▶ [EXERCISE]: Transcribe the full listing exactly, and drop every picture.

▶ [EXCERPTED DATA]:

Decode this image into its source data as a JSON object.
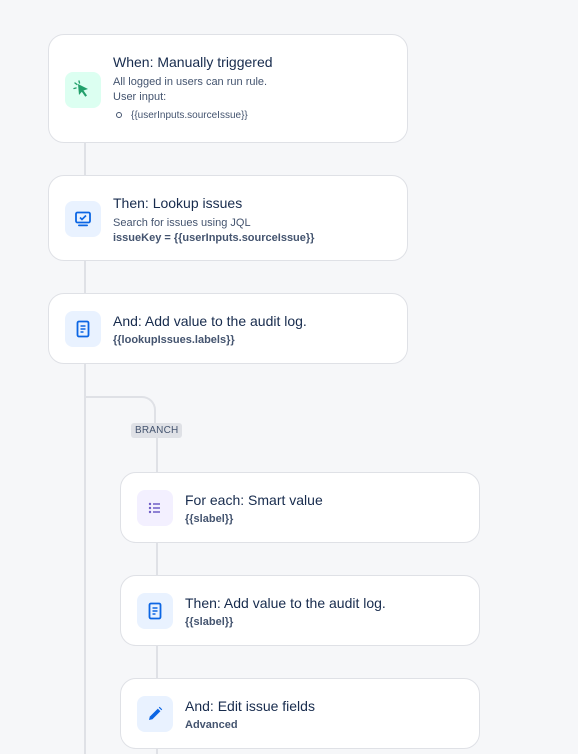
{
  "steps": [
    {
      "title": "When: Manually triggered",
      "lines": [
        "All logged in users can run rule.",
        "User input:"
      ],
      "bullet": "{{userInputs.sourceIssue}}",
      "icon": "cursor-click-icon",
      "color": "#22a06b"
    },
    {
      "title": "Then: Lookup issues",
      "lines": [
        "Search for issues using JQL"
      ],
      "detail": "issueKey = {{userInputs.sourceIssue}}",
      "icon": "monitor-check-icon",
      "color": "#0c66e4"
    },
    {
      "title": "And: Add value to the audit log.",
      "detail": "{{lookupIssues.labels}}",
      "icon": "document-icon",
      "color": "#0c66e4"
    }
  ],
  "branch": {
    "label": "BRANCH",
    "steps": [
      {
        "title": "For each: Smart value",
        "detail": "{{slabel}}",
        "icon": "list-icon",
        "color": "#6e5dc6"
      },
      {
        "title": "Then: Add value to the audit log.",
        "detail": "{{slabel}}",
        "icon": "document-icon",
        "color": "#0c66e4"
      },
      {
        "title": "And: Edit issue fields",
        "detail": "Advanced",
        "icon": "pencil-icon",
        "color": "#0c66e4"
      }
    ]
  }
}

▶ [OUTPUT OF THE TASK]:
Decode this image into its source data as a JSON object.
{
  "steps": [
    {
      "title": "When: Manually triggered",
      "lines": [
        "All logged in users can run rule.",
        "User input:"
      ],
      "bullet": "{{userInputs.sourceIssue}}",
      "icon": "cursor-click-icon",
      "color": "#22a06b"
    },
    {
      "title": "Then: Lookup issues",
      "lines": [
        "Search for issues using JQL"
      ],
      "detail": "issueKey = {{userInputs.sourceIssue}}",
      "icon": "monitor-check-icon",
      "color": "#0c66e4"
    },
    {
      "title": "And: Add value to the audit log.",
      "detail": "{{lookupIssues.labels}}",
      "icon": "document-icon",
      "color": "#0c66e4"
    }
  ],
  "branch": {
    "label": "BRANCH",
    "steps": [
      {
        "title": "For each: Smart value",
        "detail": "{{slabel}}",
        "icon": "list-icon",
        "color": "#6e5dc6"
      },
      {
        "title": "Then: Add value to the audit log.",
        "detail": "{{slabel}}",
        "icon": "document-icon",
        "color": "#0c66e4"
      },
      {
        "title": "And: Edit issue fields",
        "detail": "Advanced",
        "icon": "pencil-icon",
        "color": "#0c66e4"
      }
    ]
  }
}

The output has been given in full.